┌─ RECORD SET

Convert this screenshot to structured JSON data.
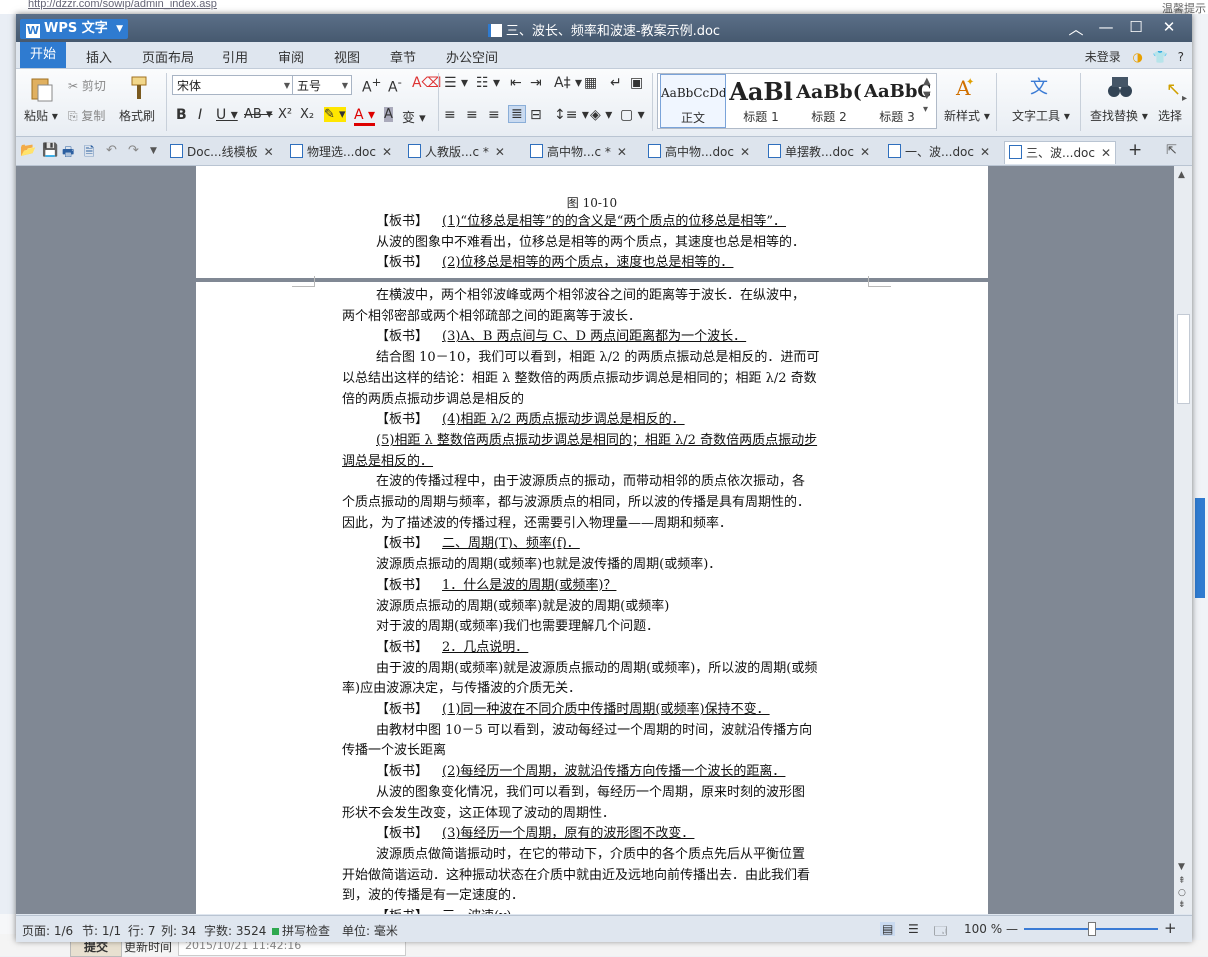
{
  "browser": {
    "url": "http://dzzr.com/sowip/admin_index.asp",
    "right_text": "温馨提示",
    "submit_label": "提交",
    "update_label": "更新时间",
    "update_value": "2015/10/21 11:42:16"
  },
  "window": {
    "app_name": "WPS 文字",
    "title": "三、波长、频率和波速-教案示例.doc"
  },
  "menu": {
    "items": [
      "开始",
      "插入",
      "页面布局",
      "引用",
      "审阅",
      "视图",
      "章节",
      "办公空间"
    ],
    "login": "未登录",
    "help": "?"
  },
  "ribbon": {
    "paste": "粘贴",
    "cut": "剪切",
    "copy": "复制",
    "format_painter": "格式刷",
    "font_name": "宋体",
    "font_size": "五号",
    "styles": [
      {
        "preview": "AaBbCcDd",
        "name": "正文"
      },
      {
        "preview": "AaBl",
        "name": "标题 1"
      },
      {
        "preview": "AaBb(",
        "name": "标题 2"
      },
      {
        "preview": "AaBbC",
        "name": "标题 3"
      }
    ],
    "new_style": "新样式",
    "text_tools": "文字工具",
    "find_replace": "查找替换",
    "select": "选择"
  },
  "tabs": [
    "Doc...线模板",
    "物理选...doc",
    "人教版...c *",
    "高中物...c *",
    "高中物...doc",
    "单摆教...doc",
    "一、波...doc",
    "三、波...doc"
  ],
  "document": {
    "fig_caption": "图 10-10",
    "page1": [
      {
        "label": "【板书】",
        "text": "(1)“位移总是相等”的的含义是“两个质点的位移总是相等”．"
      },
      {
        "text": "从波的图象中不难看出，位移总是相等的两个质点，其速度也总是相等的．",
        "indent": true
      },
      {
        "label": "【板书】",
        "text": "(2)位移总是相等的两个质点，速度也总是相等的．"
      }
    ],
    "page2": [
      {
        "text": "在横波中，两个相邻波峰或两个相邻波谷之间的距离等于波长．在纵波中，",
        "indent": true
      },
      {
        "text": "两个相邻密部或两个相邻疏部之间的距离等于波长．"
      },
      {
        "label": "【板书】",
        "text": "(3)A、B 两点间与 C、D 两点间距离都为一个波长．"
      },
      {
        "text": "结合图 10－10，我们可以看到，相距 λ/2 的两质点振动总是相反的．进而可",
        "indent": true
      },
      {
        "text": "以总结出这样的结论：相距 λ 整数倍的两质点振动步调总是相同的；相距 λ/2 奇数"
      },
      {
        "text": "倍的两质点振动步调总是相反的"
      },
      {
        "label": "【板书】",
        "text": "(4)相距 λ/2 两质点振动步调总是相反的．"
      },
      {
        "text": "(5)相距 λ 整数倍两质点振动步调总是相同的；相距 λ/2 奇数倍两质点振动步",
        "indent": true,
        "under": true
      },
      {
        "text": "调总是相反的．",
        "under": true
      },
      {
        "text": "在波的传播过程中，由于波源质点的振动，而带动相邻的质点依次振动，各",
        "indent": true
      },
      {
        "text": "个质点振动的周期与频率，都与波源质点的相同，所以波的传播是具有周期性的．"
      },
      {
        "text": "因此，为了描述波的传播过程，还需要引入物理量——周期和频率．"
      },
      {
        "label": "【板书】",
        "text": "二、周期(T)、频率(f)．"
      },
      {
        "text": "波源质点振动的周期(或频率)也就是波传播的周期(或频率)．",
        "indent": true
      },
      {
        "label": "【板书】",
        "text": "1．什么是波的周期(或频率)？"
      },
      {
        "text": "波源质点振动的周期(或频率)就是波的周期(或频率)",
        "indent": true
      },
      {
        "text": "对于波的周期(或频率)我们也需要理解几个问题．",
        "indent": true
      },
      {
        "label": "【板书】",
        "text": "2．几点说明．"
      },
      {
        "text": "由于波的周期(或频率)就是波源质点振动的周期(或频率)，所以波的周期(或频",
        "indent": true
      },
      {
        "text": "率)应由波源决定，与传播波的介质无关．"
      },
      {
        "label": "【板书】",
        "text": "(1)同一种波在不同介质中传播时周期(或频率)保持不变．"
      },
      {
        "text": "由教材中图 10－5 可以看到，波动每经过一个周期的时间，波就沿传播方向",
        "indent": true
      },
      {
        "text": "传播一个波长距离"
      },
      {
        "label": "【板书】",
        "text": "(2)每经历一个周期，波就沿传播方向传播一个波长的距离．"
      },
      {
        "text": "从波的图象变化情况，我们可以看到，每经历一个周期，原来时刻的波形图",
        "indent": true
      },
      {
        "text": "形状不会发生改变，这正体现了波动的周期性．"
      },
      {
        "label": "【板书】",
        "text": "(3)每经历一个周期，原有的波形图不改变．"
      },
      {
        "text": "波源质点做简谐振动时，在它的带动下，介质中的各个质点先后从平衡位置",
        "indent": true
      },
      {
        "text": "开始做简谐运动．这种振动状态在介质中就由近及远地向前传播出去．由此我们看"
      },
      {
        "text": "到，波的传播是有一定速度的．"
      },
      {
        "label": "【板书】",
        "text": "三、波速(v)"
      }
    ]
  },
  "status": {
    "page": "页面: 1/6",
    "section": "节: 1/1",
    "row": "行: 7",
    "col": "列: 34",
    "words": "字数: 3524",
    "spell": "拼写检查",
    "unit": "单位: 毫米",
    "zoom": "100 %"
  }
}
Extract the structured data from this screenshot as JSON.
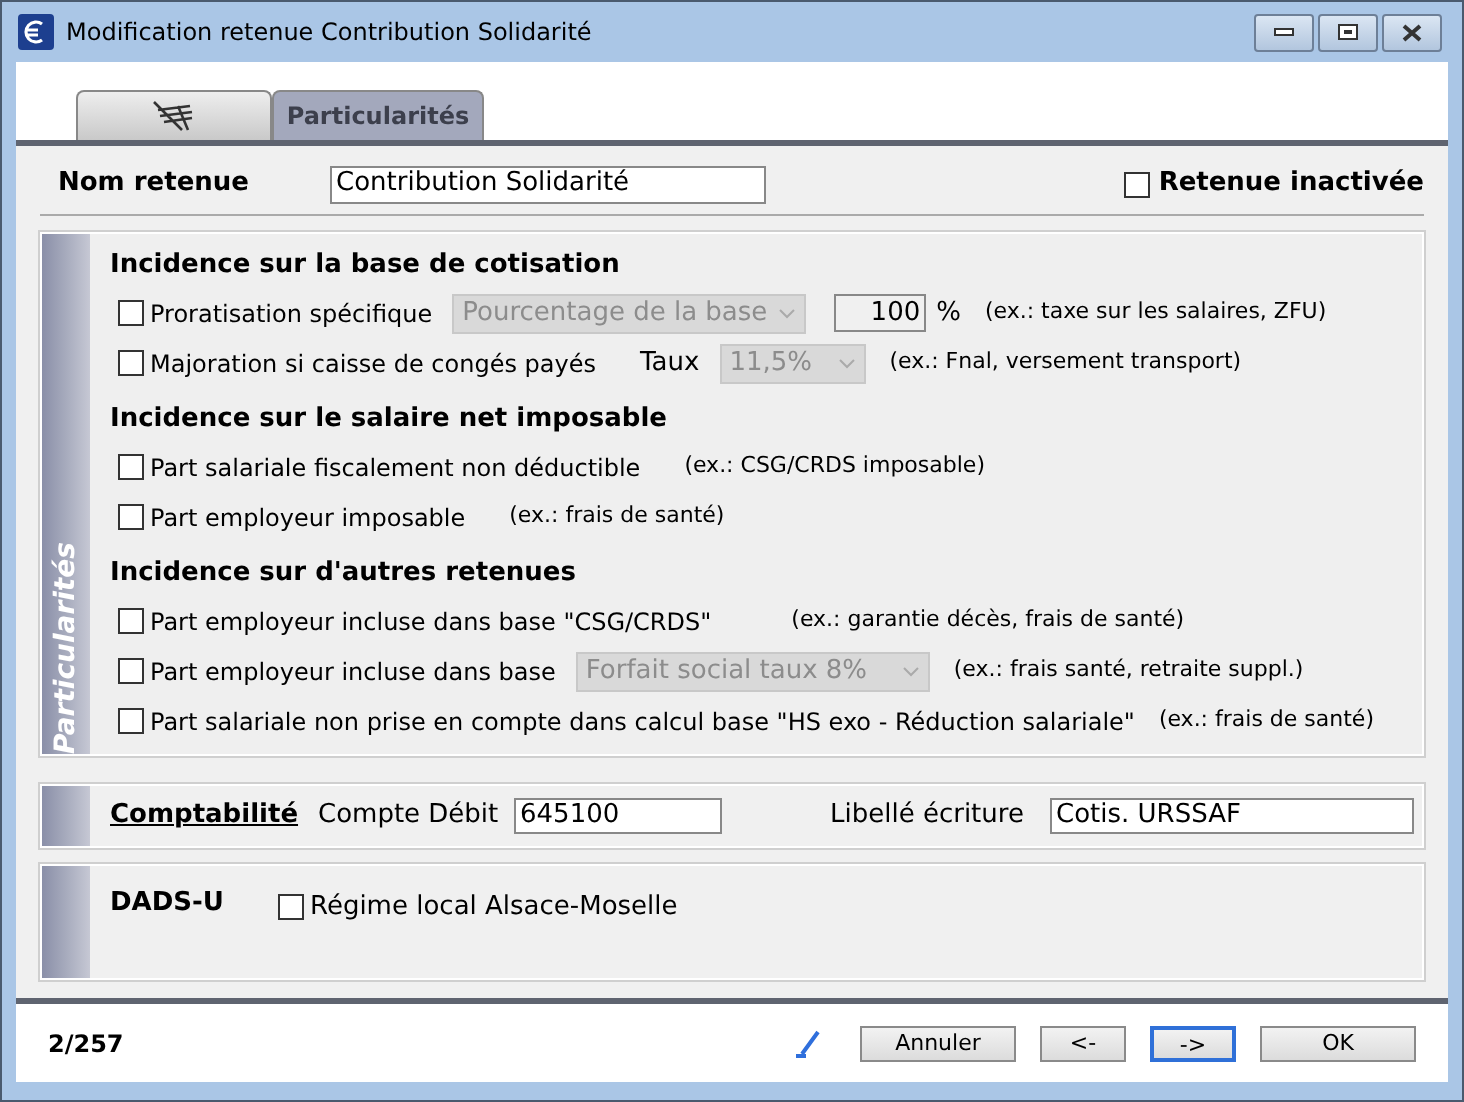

└─

#### [PROBLEM DETAILS]
Copy each line that contains the word "this".

#### [REPLY TO THE TASK]
Convert this screenshot to structured JSON data.
Extract the structured data from this screenshot as JSON.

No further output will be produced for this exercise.